◆ **EXERCISE PROMPT**
Where does the string "content" appear in the records? Copy every line that contains it.

Dataset records on visual material:
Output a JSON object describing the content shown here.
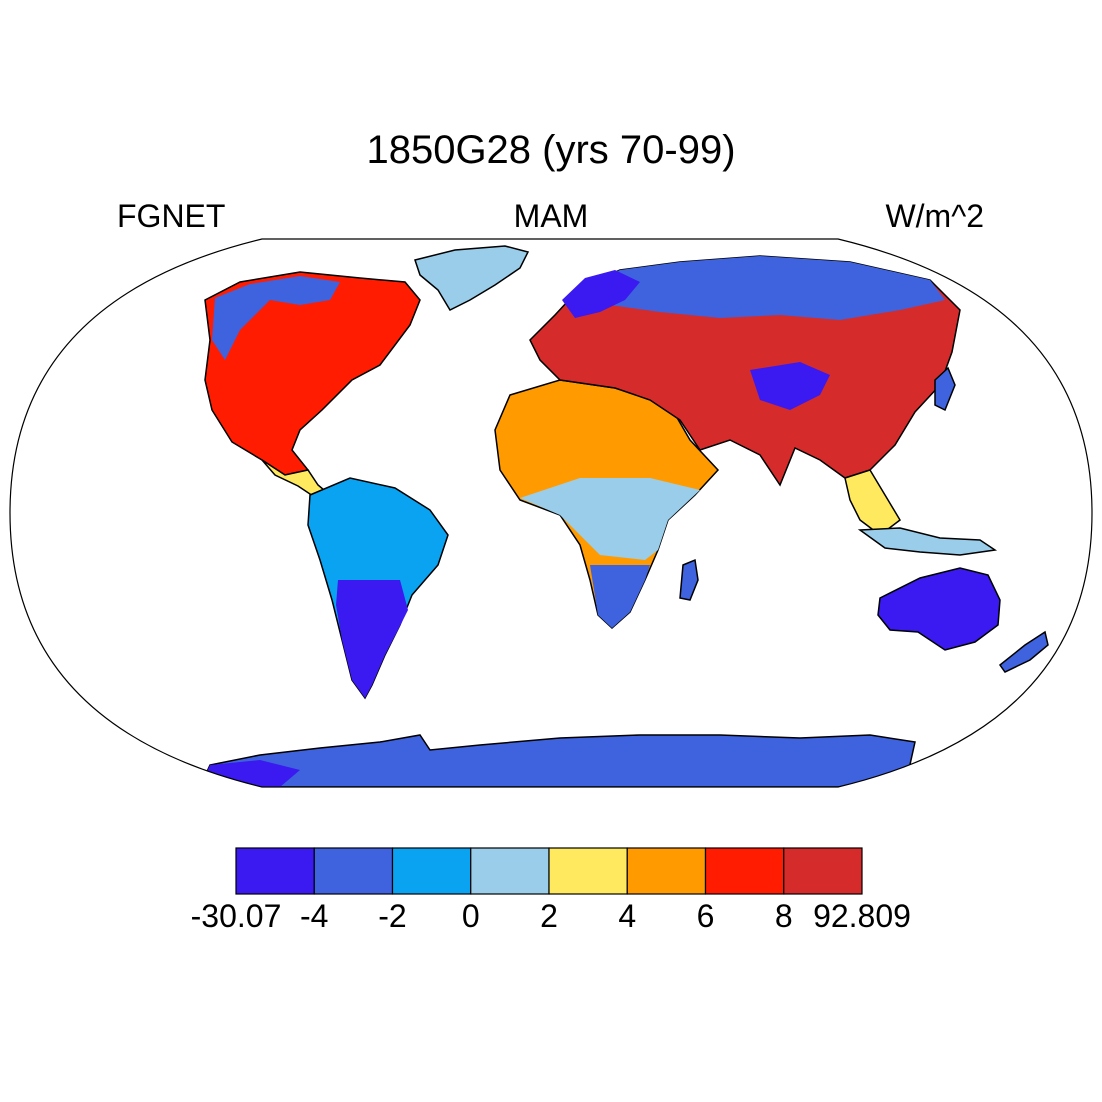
{
  "title": "1850G28 (yrs 70-99)",
  "left_label": "FGNET",
  "center_label": "MAM",
  "right_label": "W/m^2",
  "colorbar": {
    "colors": [
      "#3a1af0",
      "#3f63df",
      "#0aa3f2",
      "#99cdea",
      "#ffe95e",
      "#ff9b00",
      "#ff1c00",
      "#d52b2b"
    ],
    "labels": [
      "-30.07",
      "-4",
      "-2",
      "0",
      "2",
      "4",
      "6",
      "8",
      "92.809"
    ]
  },
  "regions": [
    {
      "name": "north-america",
      "class": 6
    },
    {
      "name": "south-america",
      "class": 2
    },
    {
      "name": "africa",
      "class": 5
    },
    {
      "name": "eurasia",
      "class": 7
    },
    {
      "name": "australia",
      "class": 0
    },
    {
      "name": "greenland",
      "class": 3
    },
    {
      "name": "antarctica",
      "class": 1
    }
  ]
}
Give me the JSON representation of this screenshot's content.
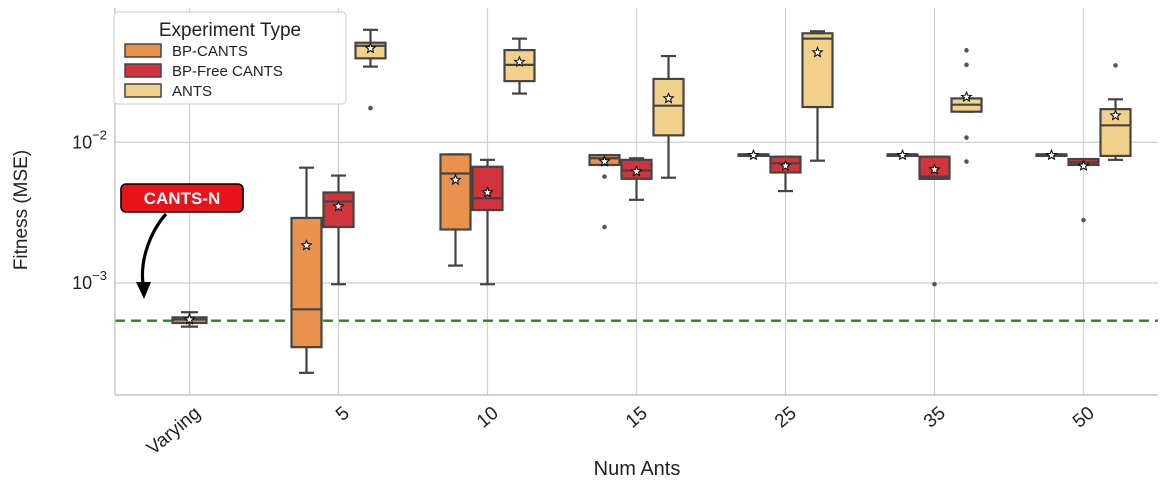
{
  "chart_data": {
    "type": "box",
    "title": "",
    "xlabel": "Num Ants",
    "ylabel": "Fitness (MSE)",
    "yscale": "log",
    "ylim": [
      0.00016,
      0.09
    ],
    "y_ticks": [
      {
        "value": 0.001,
        "base": "10",
        "exp": "−3"
      },
      {
        "value": 0.01,
        "base": "10",
        "exp": "−2"
      }
    ],
    "categories": [
      "Varying",
      "5",
      "10",
      "15",
      "25",
      "35",
      "50"
    ],
    "legend": {
      "title": "Experiment Type",
      "position": "top-left",
      "entries": [
        "BP-CANTS",
        "BP-Free CANTS",
        "ANTS"
      ]
    },
    "series": [
      {
        "name": "BP-CANTS",
        "color": "#e8924e",
        "boxes": [
          {
            "category": "5",
            "whislo": 0.00023,
            "q1": 0.00035,
            "med": 0.00065,
            "q3": 0.0029,
            "whishi": 0.0066,
            "mean": 0.00185,
            "fliers": []
          },
          {
            "category": "10",
            "whislo": 0.00133,
            "q1": 0.0024,
            "med": 0.006,
            "q3": 0.0082,
            "whishi": 0.0082,
            "mean": 0.0054,
            "fliers": []
          },
          {
            "category": "15",
            "whislo": 0.0069,
            "q1": 0.0069,
            "med": 0.0077,
            "q3": 0.0081,
            "whishi": 0.0081,
            "mean": 0.0073,
            "fliers": [
              0.0057,
              0.0025
            ]
          },
          {
            "category": "25",
            "whislo": 0.0082,
            "q1": 0.0082,
            "med": 0.0082,
            "q3": 0.0082,
            "whishi": 0.0082,
            "mean": 0.0081,
            "fliers": []
          },
          {
            "category": "35",
            "whislo": 0.0082,
            "q1": 0.0082,
            "med": 0.0082,
            "q3": 0.0082,
            "whishi": 0.0082,
            "mean": 0.0081,
            "fliers": []
          },
          {
            "category": "50",
            "whislo": 0.0082,
            "q1": 0.0082,
            "med": 0.0082,
            "q3": 0.0082,
            "whishi": 0.0082,
            "mean": 0.0081,
            "fliers": []
          }
        ]
      },
      {
        "name": "BP-Free CANTS",
        "color": "#d1343a",
        "boxes": [
          {
            "category": "5",
            "whislo": 0.00098,
            "q1": 0.0025,
            "med": 0.0038,
            "q3": 0.0044,
            "whishi": 0.0058,
            "mean": 0.0035,
            "fliers": []
          },
          {
            "category": "10",
            "whislo": 0.00098,
            "q1": 0.0033,
            "med": 0.004,
            "q3": 0.0067,
            "whishi": 0.0075,
            "mean": 0.0044,
            "fliers": []
          },
          {
            "category": "15",
            "whislo": 0.0039,
            "q1": 0.0055,
            "med": 0.0063,
            "q3": 0.0075,
            "whishi": 0.0077,
            "mean": 0.0062,
            "fliers": []
          },
          {
            "category": "25",
            "whislo": 0.0045,
            "q1": 0.0061,
            "med": 0.0071,
            "q3": 0.0079,
            "whishi": 0.0079,
            "mean": 0.0068,
            "fliers": []
          },
          {
            "category": "35",
            "whislo": 0.0055,
            "q1": 0.0055,
            "med": 0.0057,
            "q3": 0.0079,
            "whishi": 0.0079,
            "mean": 0.0064,
            "fliers": [
              0.00098
            ]
          },
          {
            "category": "50",
            "whislo": 0.0069,
            "q1": 0.0069,
            "med": 0.0072,
            "q3": 0.0076,
            "whishi": 0.0076,
            "mean": 0.0068,
            "fliers": [
              0.0028
            ]
          }
        ]
      },
      {
        "name": "ANTS",
        "color": "#f2d18a",
        "boxes": [
          {
            "category": "5",
            "whislo": 0.0345,
            "q1": 0.0395,
            "med": 0.0485,
            "q3": 0.051,
            "whishi": 0.063,
            "mean": 0.0465,
            "fliers": [
              0.0175
            ]
          },
          {
            "category": "10",
            "whislo": 0.0222,
            "q1": 0.0272,
            "med": 0.0355,
            "q3": 0.0452,
            "whishi": 0.0545,
            "mean": 0.0372,
            "fliers": []
          },
          {
            "category": "15",
            "whislo": 0.0056,
            "q1": 0.0112,
            "med": 0.0182,
            "q3": 0.0282,
            "whishi": 0.041,
            "mean": 0.0205,
            "fliers": []
          },
          {
            "category": "25",
            "whislo": 0.0074,
            "q1": 0.0178,
            "med": 0.0545,
            "q3": 0.0595,
            "whishi": 0.0615,
            "mean": 0.0435,
            "fliers": []
          },
          {
            "category": "35",
            "whislo": 0.0165,
            "q1": 0.0165,
            "med": 0.0185,
            "q3": 0.0205,
            "whishi": 0.0205,
            "mean": 0.021,
            "fliers": [
              0.045,
              0.0355,
              0.0108,
              0.0073
            ]
          },
          {
            "category": "50",
            "whislo": 0.0075,
            "q1": 0.008,
            "med": 0.0132,
            "q3": 0.0172,
            "whishi": 0.0202,
            "mean": 0.0155,
            "fliers": [
              0.0352
            ]
          }
        ]
      },
      {
        "name": "CANTS-N",
        "color": "#e8924e",
        "boxes": [
          {
            "category": "Varying",
            "whislo": 0.00049,
            "q1": 0.00052,
            "med": 0.00055,
            "q3": 0.00057,
            "whishi": 0.00062,
            "mean": 0.00055,
            "fliers": []
          }
        ]
      }
    ],
    "reference_line": {
      "value": 0.00054,
      "color": "#1e8a1e",
      "style": "dashed"
    },
    "annotation": {
      "text": "CANTS-N",
      "bg_color": "#e8121a",
      "text_color": "#ffffff",
      "target_category": "Varying"
    },
    "grid": true
  }
}
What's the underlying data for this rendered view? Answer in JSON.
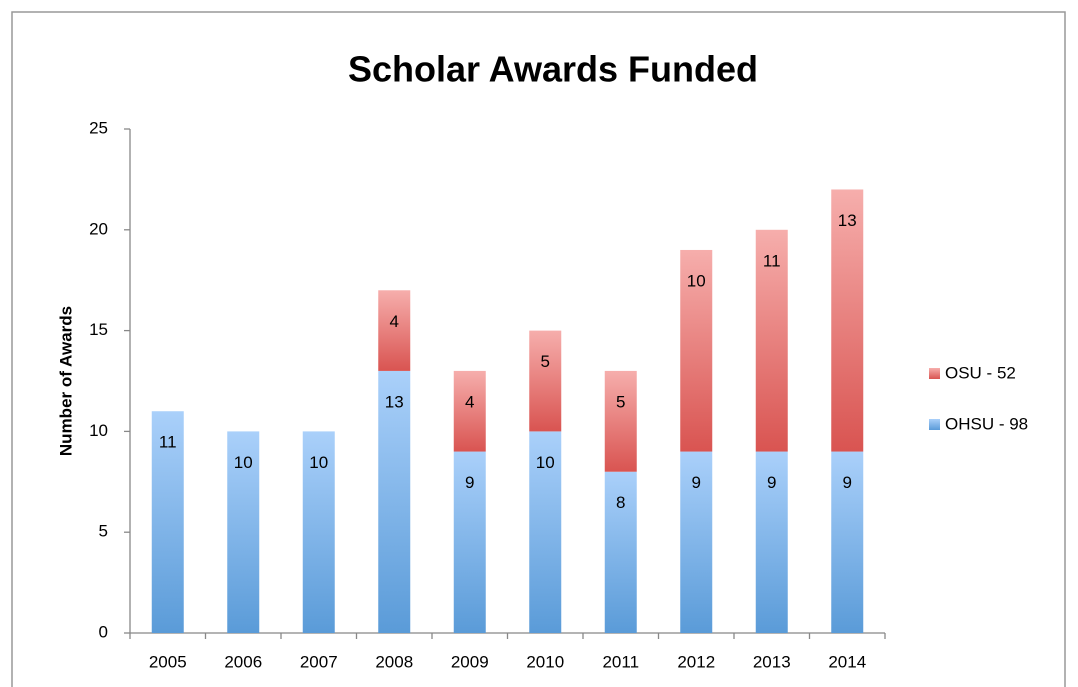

◆ **WRITTEN ANSWER**
Output a JSON object describing the content shown here.
Give me the JSON representation of this screenshot's content.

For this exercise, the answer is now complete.